→ **Instructions to follow**
Print the entries in full, word for word, but not the pictures.
***** Input material *****
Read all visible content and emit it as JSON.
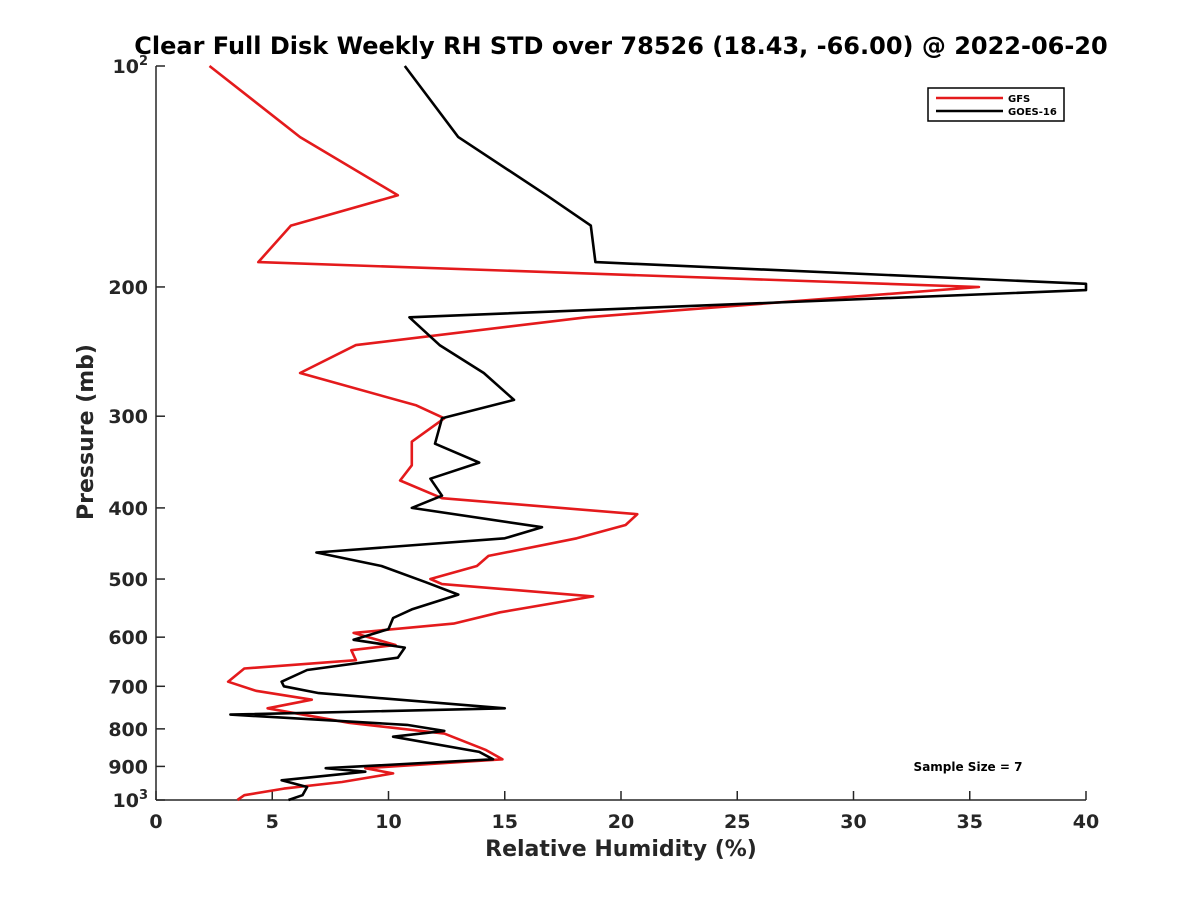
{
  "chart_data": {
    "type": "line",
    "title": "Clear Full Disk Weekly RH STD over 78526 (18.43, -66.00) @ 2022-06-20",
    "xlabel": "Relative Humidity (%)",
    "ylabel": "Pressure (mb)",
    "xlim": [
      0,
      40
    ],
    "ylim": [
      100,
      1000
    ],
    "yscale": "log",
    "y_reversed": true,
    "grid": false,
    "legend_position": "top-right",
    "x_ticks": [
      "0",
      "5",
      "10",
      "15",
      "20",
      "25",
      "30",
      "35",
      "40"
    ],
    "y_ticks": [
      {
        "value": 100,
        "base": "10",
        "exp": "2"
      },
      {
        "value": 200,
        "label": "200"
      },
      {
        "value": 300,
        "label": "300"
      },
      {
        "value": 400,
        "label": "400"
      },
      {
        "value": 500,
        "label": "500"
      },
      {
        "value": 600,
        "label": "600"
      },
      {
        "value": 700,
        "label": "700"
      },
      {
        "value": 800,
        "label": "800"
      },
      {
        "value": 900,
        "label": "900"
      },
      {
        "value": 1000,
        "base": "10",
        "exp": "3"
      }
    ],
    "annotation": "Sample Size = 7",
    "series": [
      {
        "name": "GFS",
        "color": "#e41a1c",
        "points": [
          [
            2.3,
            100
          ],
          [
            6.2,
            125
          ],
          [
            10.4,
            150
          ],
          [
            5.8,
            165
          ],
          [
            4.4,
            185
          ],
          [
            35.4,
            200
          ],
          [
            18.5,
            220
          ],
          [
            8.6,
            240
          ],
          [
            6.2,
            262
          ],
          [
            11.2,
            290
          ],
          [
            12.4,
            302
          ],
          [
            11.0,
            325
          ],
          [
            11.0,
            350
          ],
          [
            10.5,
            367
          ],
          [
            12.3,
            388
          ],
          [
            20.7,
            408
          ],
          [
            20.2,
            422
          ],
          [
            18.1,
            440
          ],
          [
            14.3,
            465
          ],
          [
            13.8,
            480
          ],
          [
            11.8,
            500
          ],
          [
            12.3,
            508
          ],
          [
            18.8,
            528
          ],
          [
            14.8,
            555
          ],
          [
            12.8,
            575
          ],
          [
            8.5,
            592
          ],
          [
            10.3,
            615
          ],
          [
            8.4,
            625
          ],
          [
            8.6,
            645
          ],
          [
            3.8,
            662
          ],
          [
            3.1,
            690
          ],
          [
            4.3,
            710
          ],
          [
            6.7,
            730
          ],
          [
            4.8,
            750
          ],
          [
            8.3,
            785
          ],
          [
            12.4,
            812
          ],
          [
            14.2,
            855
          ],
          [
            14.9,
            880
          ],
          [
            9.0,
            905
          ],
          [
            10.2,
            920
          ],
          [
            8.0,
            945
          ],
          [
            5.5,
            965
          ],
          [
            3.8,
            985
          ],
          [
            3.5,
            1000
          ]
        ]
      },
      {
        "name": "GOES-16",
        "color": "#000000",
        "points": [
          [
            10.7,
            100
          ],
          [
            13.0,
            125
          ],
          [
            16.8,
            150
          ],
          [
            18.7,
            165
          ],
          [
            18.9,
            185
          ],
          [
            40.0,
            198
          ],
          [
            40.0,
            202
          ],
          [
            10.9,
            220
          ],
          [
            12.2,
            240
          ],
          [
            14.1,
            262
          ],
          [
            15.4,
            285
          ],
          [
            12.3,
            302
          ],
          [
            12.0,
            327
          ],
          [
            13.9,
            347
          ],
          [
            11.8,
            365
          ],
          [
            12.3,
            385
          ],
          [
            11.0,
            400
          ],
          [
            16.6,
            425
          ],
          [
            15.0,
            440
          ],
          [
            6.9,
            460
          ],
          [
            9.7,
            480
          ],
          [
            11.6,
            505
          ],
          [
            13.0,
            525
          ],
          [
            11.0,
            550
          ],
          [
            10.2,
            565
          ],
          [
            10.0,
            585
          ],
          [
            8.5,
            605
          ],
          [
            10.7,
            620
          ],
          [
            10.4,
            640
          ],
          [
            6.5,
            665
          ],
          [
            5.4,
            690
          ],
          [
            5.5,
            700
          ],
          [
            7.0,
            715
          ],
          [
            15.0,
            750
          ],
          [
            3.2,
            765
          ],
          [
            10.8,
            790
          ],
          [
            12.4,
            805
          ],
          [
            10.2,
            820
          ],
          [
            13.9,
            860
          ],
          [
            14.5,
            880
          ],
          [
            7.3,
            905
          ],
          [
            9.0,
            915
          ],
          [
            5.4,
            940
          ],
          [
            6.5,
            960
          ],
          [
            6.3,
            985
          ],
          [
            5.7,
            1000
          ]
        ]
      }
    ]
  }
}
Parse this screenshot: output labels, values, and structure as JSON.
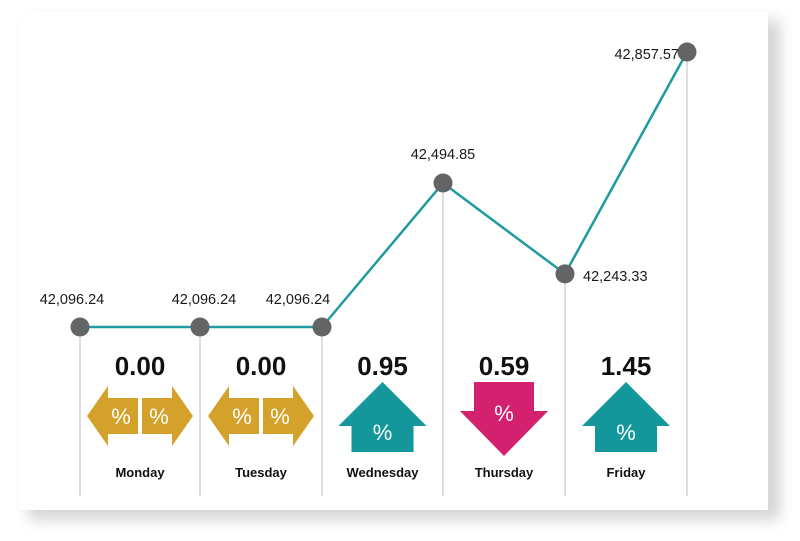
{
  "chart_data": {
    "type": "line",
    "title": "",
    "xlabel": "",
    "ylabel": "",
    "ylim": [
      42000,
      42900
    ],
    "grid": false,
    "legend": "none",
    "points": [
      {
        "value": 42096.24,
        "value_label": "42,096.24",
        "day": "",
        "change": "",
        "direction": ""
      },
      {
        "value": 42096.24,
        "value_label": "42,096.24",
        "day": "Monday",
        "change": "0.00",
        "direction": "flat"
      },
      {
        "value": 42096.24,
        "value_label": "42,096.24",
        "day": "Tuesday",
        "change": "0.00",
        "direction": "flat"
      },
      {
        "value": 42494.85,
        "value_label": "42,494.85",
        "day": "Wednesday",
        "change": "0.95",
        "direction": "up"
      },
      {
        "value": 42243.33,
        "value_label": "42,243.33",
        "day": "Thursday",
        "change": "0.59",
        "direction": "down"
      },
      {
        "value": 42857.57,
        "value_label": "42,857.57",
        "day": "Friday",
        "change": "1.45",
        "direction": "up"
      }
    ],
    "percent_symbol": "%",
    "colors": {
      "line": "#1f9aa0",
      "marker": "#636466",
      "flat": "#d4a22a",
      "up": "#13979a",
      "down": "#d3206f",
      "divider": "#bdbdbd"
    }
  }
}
*****
→ **Full answer**
Read all visible content and emit it as JSON.
{
  "chart_data": {
    "type": "line",
    "title": "Clear Full Disk Weekly RH STD over 78526 (18.43, -66.00) @ 2022-06-20",
    "xlabel": "Relative Humidity (%)",
    "ylabel": "Pressure (mb)",
    "xlim": [
      0,
      40
    ],
    "ylim": [
      100,
      1000
    ],
    "yscale": "log",
    "y_reversed": true,
    "grid": false,
    "legend_position": "top-right",
    "x_ticks": [
      "0",
      "5",
      "10",
      "15",
      "20",
      "25",
      "30",
      "35",
      "40"
    ],
    "y_ticks": [
      {
        "value": 100,
        "base": "10",
        "exp": "2"
      },
      {
        "value": 200,
        "label": "200"
      },
      {
        "value": 300,
        "label": "300"
      },
      {
        "value": 400,
        "label": "400"
      },
      {
        "value": 500,
        "label": "500"
      },
      {
        "value": 600,
        "label": "600"
      },
      {
        "value": 700,
        "label": "700"
      },
      {
        "value": 800,
        "label": "800"
      },
      {
        "value": 900,
        "label": "900"
      },
      {
        "value": 1000,
        "base": "10",
        "exp": "3"
      }
    ],
    "annotation": "Sample Size = 7",
    "series": [
      {
        "name": "GFS",
        "color": "#e41a1c",
        "points": [
          [
            2.3,
            100
          ],
          [
            6.2,
            125
          ],
          [
            10.4,
            150
          ],
          [
            5.8,
            165
          ],
          [
            4.4,
            185
          ],
          [
            35.4,
            200
          ],
          [
            18.5,
            220
          ],
          [
            8.6,
            240
          ],
          [
            6.2,
            262
          ],
          [
            11.2,
            290
          ],
          [
            12.4,
            302
          ],
          [
            11.0,
            325
          ],
          [
            11.0,
            350
          ],
          [
            10.5,
            367
          ],
          [
            12.3,
            388
          ],
          [
            20.7,
            408
          ],
          [
            20.2,
            422
          ],
          [
            18.1,
            440
          ],
          [
            14.3,
            465
          ],
          [
            13.8,
            480
          ],
          [
            11.8,
            500
          ],
          [
            12.3,
            508
          ],
          [
            18.8,
            528
          ],
          [
            14.8,
            555
          ],
          [
            12.8,
            575
          ],
          [
            8.5,
            592
          ],
          [
            10.3,
            615
          ],
          [
            8.4,
            625
          ],
          [
            8.6,
            645
          ],
          [
            3.8,
            662
          ],
          [
            3.1,
            690
          ],
          [
            4.3,
            710
          ],
          [
            6.7,
            730
          ],
          [
            4.8,
            750
          ],
          [
            8.3,
            785
          ],
          [
            12.4,
            812
          ],
          [
            14.2,
            855
          ],
          [
            14.9,
            880
          ],
          [
            9.0,
            905
          ],
          [
            10.2,
            920
          ],
          [
            8.0,
            945
          ],
          [
            5.5,
            965
          ],
          [
            3.8,
            985
          ],
          [
            3.5,
            1000
          ]
        ]
      },
      {
        "name": "GOES-16",
        "color": "#000000",
        "points": [
          [
            10.7,
            100
          ],
          [
            13.0,
            125
          ],
          [
            16.8,
            150
          ],
          [
            18.7,
            165
          ],
          [
            18.9,
            185
          ],
          [
            40.0,
            198
          ],
          [
            40.0,
            202
          ],
          [
            10.9,
            220
          ],
          [
            12.2,
            240
          ],
          [
            14.1,
            262
          ],
          [
            15.4,
            285
          ],
          [
            12.3,
            302
          ],
          [
            12.0,
            327
          ],
          [
            13.9,
            347
          ],
          [
            11.8,
            365
          ],
          [
            12.3,
            385
          ],
          [
            11.0,
            400
          ],
          [
            16.6,
            425
          ],
          [
            15.0,
            440
          ],
          [
            6.9,
            460
          ],
          [
            9.7,
            480
          ],
          [
            11.6,
            505
          ],
          [
            13.0,
            525
          ],
          [
            11.0,
            550
          ],
          [
            10.2,
            565
          ],
          [
            10.0,
            585
          ],
          [
            8.5,
            605
          ],
          [
            10.7,
            620
          ],
          [
            10.4,
            640
          ],
          [
            6.5,
            665
          ],
          [
            5.4,
            690
          ],
          [
            5.5,
            700
          ],
          [
            7.0,
            715
          ],
          [
            15.0,
            750
          ],
          [
            3.2,
            765
          ],
          [
            10.8,
            790
          ],
          [
            12.4,
            805
          ],
          [
            10.2,
            820
          ],
          [
            13.9,
            860
          ],
          [
            14.5,
            880
          ],
          [
            7.3,
            905
          ],
          [
            9.0,
            915
          ],
          [
            5.4,
            940
          ],
          [
            6.5,
            960
          ],
          [
            6.3,
            985
          ],
          [
            5.7,
            1000
          ]
        ]
      }
    ]
  }
}
Parse this screenshot: output labels, values, and structure as JSON.
{
  "chart_data": {
    "type": "line",
    "title": "",
    "xlabel": "",
    "ylabel": "",
    "ylim": [
      42000,
      42900
    ],
    "grid": false,
    "legend": "none",
    "points": [
      {
        "value": 42096.24,
        "value_label": "42,096.24",
        "day": "",
        "change": "",
        "direction": ""
      },
      {
        "value": 42096.24,
        "value_label": "42,096.24",
        "day": "Monday",
        "change": "0.00",
        "direction": "flat"
      },
      {
        "value": 42096.24,
        "value_label": "42,096.24",
        "day": "Tuesday",
        "change": "0.00",
        "direction": "flat"
      },
      {
        "value": 42494.85,
        "value_label": "42,494.85",
        "day": "Wednesday",
        "change": "0.95",
        "direction": "up"
      },
      {
        "value": 42243.33,
        "value_label": "42,243.33",
        "day": "Thursday",
        "change": "0.59",
        "direction": "down"
      },
      {
        "value": 42857.57,
        "value_label": "42,857.57",
        "day": "Friday",
        "change": "1.45",
        "direction": "up"
      }
    ],
    "percent_symbol": "%",
    "colors": {
      "line": "#1f9aa0",
      "marker": "#636466",
      "flat": "#d4a22a",
      "up": "#13979a",
      "down": "#d3206f",
      "divider": "#bdbdbd"
    }
  }
}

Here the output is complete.